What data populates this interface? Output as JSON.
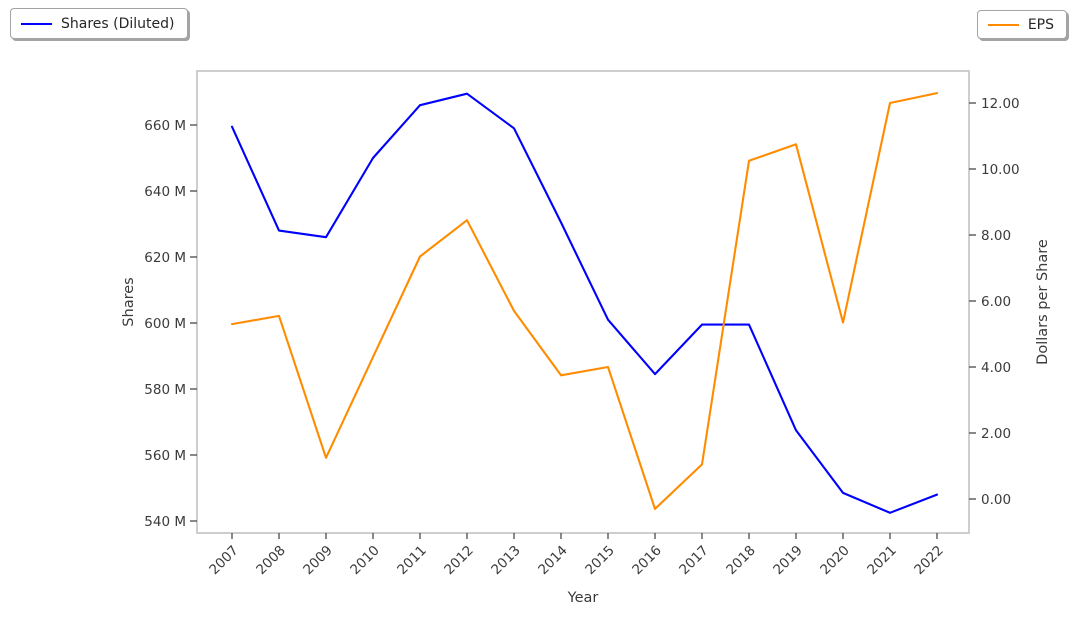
{
  "figure": {
    "legend_left": {
      "label": "Shares (Diluted)",
      "color": "#0000ff"
    },
    "legend_right": {
      "label": "EPS",
      "color": "#ff8c00"
    }
  },
  "chart_data": {
    "type": "line",
    "title": "",
    "xlabel": "Year",
    "ylabel_left": "Shares",
    "ylabel_right": "Dollars per Share",
    "categories": [
      "2007",
      "2008",
      "2009",
      "2010",
      "2011",
      "2012",
      "2013",
      "2014",
      "2015",
      "2016",
      "2017",
      "2018",
      "2019",
      "2020",
      "2021",
      "2022"
    ],
    "series": [
      {
        "name": "Shares (Diluted)",
        "axis": "left",
        "color": "#0000ff",
        "unit": "millions of shares",
        "values": [
          659.5,
          628.0,
          626.0,
          650.0,
          666.0,
          669.5,
          659.0,
          630.5,
          601.0,
          584.5,
          599.5,
          599.5,
          567.5,
          548.5,
          542.5,
          548.0
        ]
      },
      {
        "name": "EPS",
        "axis": "right",
        "color": "#ff8c00",
        "unit": "dollars per share",
        "values": [
          5.3,
          5.55,
          1.25,
          4.3,
          7.35,
          8.45,
          5.7,
          3.75,
          4.0,
          -0.3,
          1.05,
          10.25,
          10.75,
          5.35,
          12.0,
          12.3
        ]
      }
    ],
    "left_axis": {
      "min": 540,
      "max": 660,
      "step": 20,
      "tick_labels": [
        "540 M",
        "560 M",
        "580 M",
        "600 M",
        "620 M",
        "640 M",
        "660 M"
      ]
    },
    "right_axis": {
      "min": 0,
      "max": 12,
      "step": 2,
      "tick_labels": [
        "0.00",
        "2.00",
        "4.00",
        "6.00",
        "8.00",
        "10.00",
        "12.00"
      ]
    },
    "legend_position": "top corners, outside plot",
    "grid": false
  }
}
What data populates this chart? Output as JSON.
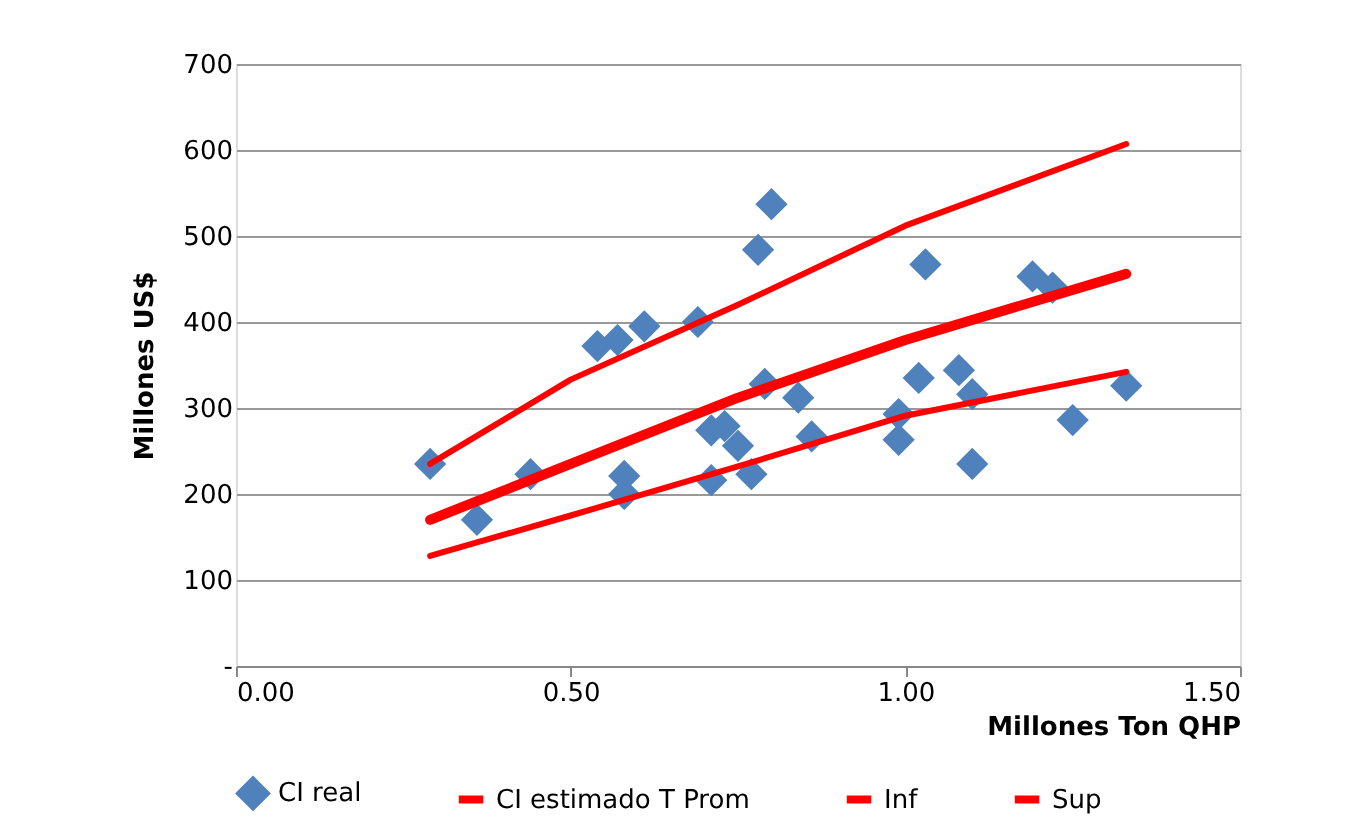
{
  "chart_data": {
    "type": "scatter",
    "xlabel": "Millones Ton QHP",
    "ylabel": "Millones US$",
    "xlim": [
      0,
      1.5
    ],
    "xticks": [
      {
        "value": 0,
        "label": "0.00"
      },
      {
        "value": 0.5,
        "label": "0.50"
      },
      {
        "value": 1,
        "label": "1.00"
      },
      {
        "value": 1.5,
        "label": "1.50"
      }
    ],
    "ylim": [
      0,
      700
    ],
    "yticks": [
      {
        "value": 0,
        "label": "-"
      },
      100,
      200,
      300,
      400,
      500,
      600,
      700
    ],
    "grid": "y",
    "legend": "bottom",
    "series": [
      {
        "name": "CI real",
        "marker": "diamond",
        "color": "#4f81bd",
        "x": [
          0.29,
          0.36,
          0.44,
          0.54,
          0.57,
          0.61,
          0.69,
          0.78,
          0.8,
          0.79,
          0.84,
          0.86,
          0.71,
          0.73,
          0.75,
          0.71,
          0.77,
          0.58,
          0.58,
          1.03,
          1.19,
          1.22,
          1.02,
          1.08,
          1.1,
          0.99,
          0.99,
          1.1,
          1.25,
          1.33
        ],
        "values": [
          235,
          170,
          223,
          372,
          379,
          395,
          400,
          484,
          537,
          328,
          312,
          267,
          274,
          279,
          256,
          216,
          223,
          221,
          200,
          467,
          453,
          440,
          335,
          344,
          316,
          293,
          263,
          235,
          286,
          326
        ]
      },
      {
        "name": "CI estimado T Prom",
        "type": "line",
        "color": "#ff0000",
        "x": [
          0.29,
          0.5,
          0.75,
          1.0,
          1.33
        ],
        "values": [
          170,
          235,
          312,
          379,
          456
        ]
      },
      {
        "name": "Inf",
        "type": "line",
        "color": "#ff0000",
        "x": [
          0.29,
          0.5,
          0.75,
          1.0,
          1.33
        ],
        "values": [
          128,
          175,
          232,
          291,
          342
        ]
      },
      {
        "name": "Sup",
        "type": "line",
        "color": "#ff0000",
        "x": [
          0.29,
          0.5,
          0.75,
          1.0,
          1.33
        ],
        "values": [
          235,
          333,
          420,
          512,
          607
        ]
      }
    ]
  }
}
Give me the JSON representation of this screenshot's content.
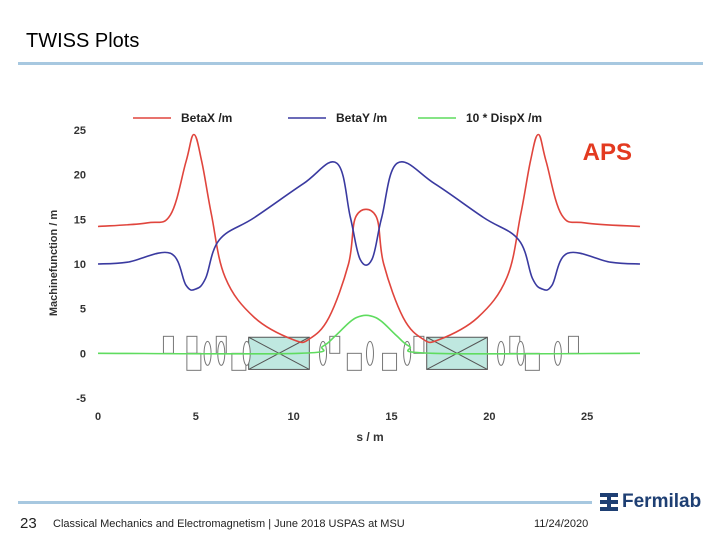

## WRITTEN TASK
Reproduce the material word for word, minus the images.

## RESULT OF THIS TASK
What data populates this interface? Output as JSON.
{
  "figure": {
    "legend_left": {
      "label": "Shares (Diluted)",
      "color": "#0000ff"
    },
    "legend_right": {
      "label": "EPS",
      "color": "#ff8c00"
    }
  },
  "chart_data": {
    "type": "line",
    "title": "",
    "xlabel": "Year",
    "ylabel_left": "Shares",
    "ylabel_right": "Dollars per Share",
    "categories": [
      "2007",
      "2008",
      "2009",
      "2010",
      "2011",
      "2012",
      "2013",
      "2014",
      "2015",
      "2016",
      "2017",
      "2018",
      "2019",
      "2020",
      "2021",
      "2022"
    ],
    "series": [
      {
        "name": "Shares (Diluted)",
        "axis": "left",
        "color": "#0000ff",
        "unit": "millions of shares",
        "values": [
          659.5,
          628.0,
          626.0,
          650.0,
          666.0,
          669.5,
          659.0,
          630.5,
          601.0,
          584.5,
          599.5,
          599.5,
          567.5,
          548.5,
          542.5,
          548.0
        ]
      },
      {
        "name": "EPS",
        "axis": "right",
        "color": "#ff8c00",
        "unit": "dollars per share",
        "values": [
          5.3,
          5.55,
          1.25,
          4.3,
          7.35,
          8.45,
          5.7,
          3.75,
          4.0,
          -0.3,
          1.05,
          10.25,
          10.75,
          5.35,
          12.0,
          12.3
        ]
      }
    ],
    "left_axis": {
      "min": 540,
      "max": 660,
      "step": 20,
      "tick_labels": [
        "540 M",
        "560 M",
        "580 M",
        "600 M",
        "620 M",
        "640 M",
        "660 M"
      ]
    },
    "right_axis": {
      "min": 0,
      "max": 12,
      "step": 2,
      "tick_labels": [
        "0.00",
        "2.00",
        "4.00",
        "6.00",
        "8.00",
        "10.00",
        "12.00"
      ]
    },
    "legend_position": "top corners, outside plot",
    "grid": false
  }
}
What data populates this chart? Output as JSON.
{
  "chart_data": {
    "type": "scatter",
    "xlabel": "Millones Ton QHP",
    "ylabel": "Millones US$",
    "xlim": [
      0,
      1.5
    ],
    "xticks": [
      {
        "value": 0,
        "label": "0.00"
      },
      {
        "value": 0.5,
        "label": "0.50"
      },
      {
        "value": 1,
        "label": "1.00"
      },
      {
        "value": 1.5,
        "label": "1.50"
      }
    ],
    "ylim": [
      0,
      700
    ],
    "yticks": [
      {
        "value": 0,
        "label": "-"
      },
      100,
      200,
      300,
      400,
      500,
      600,
      700
    ],
    "grid": "y",
    "legend": "bottom",
    "series": [
      {
        "name": "CI real",
        "marker": "diamond",
        "color": "#4f81bd",
        "x": [
          0.29,
          0.36,
          0.44,
          0.54,
          0.57,
          0.61,
          0.69,
          0.78,
          0.8,
          0.79,
          0.84,
          0.86,
          0.71,
          0.73,
          0.75,
          0.71,
          0.77,
          0.58,
          0.58,
          1.03,
          1.19,
          1.22,
          1.02,
          1.08,
          1.1,
          0.99,
          0.99,
          1.1,
          1.25,
          1.33
        ],
        "values": [
          235,
          170,
          223,
          372,
          379,
          395,
          400,
          484,
          537,
          328,
          312,
          267,
          274,
          279,
          256,
          216,
          223,
          221,
          200,
          467,
          453,
          440,
          335,
          344,
          316,
          293,
          263,
          235,
          286,
          326
        ]
      },
      {
        "name": "CI estimado T Prom",
        "type": "line",
        "color": "#ff0000",
        "x": [
          0.29,
          0.5,
          0.75,
          1.0,
          1.33
        ],
        "values": [
          170,
          235,
          312,
          379,
          456
        ]
      },
      {
        "name": "Inf",
        "type": "line",
        "color": "#ff0000",
        "x": [
          0.29,
          0.5,
          0.75,
          1.0,
          1.33
        ],
        "values": [
          128,
          175,
          232,
          291,
          342
        ]
      },
      {
        "name": "Sup",
        "type": "line",
        "color": "#ff0000",
        "x": [
          0.29,
          0.5,
          0.75,
          1.0,
          1.33
        ],
        "values": [
          235,
          333,
          420,
          512,
          607
        ]
      }
    ]
  }
}
Give me the JSON representation of this screenshot's content.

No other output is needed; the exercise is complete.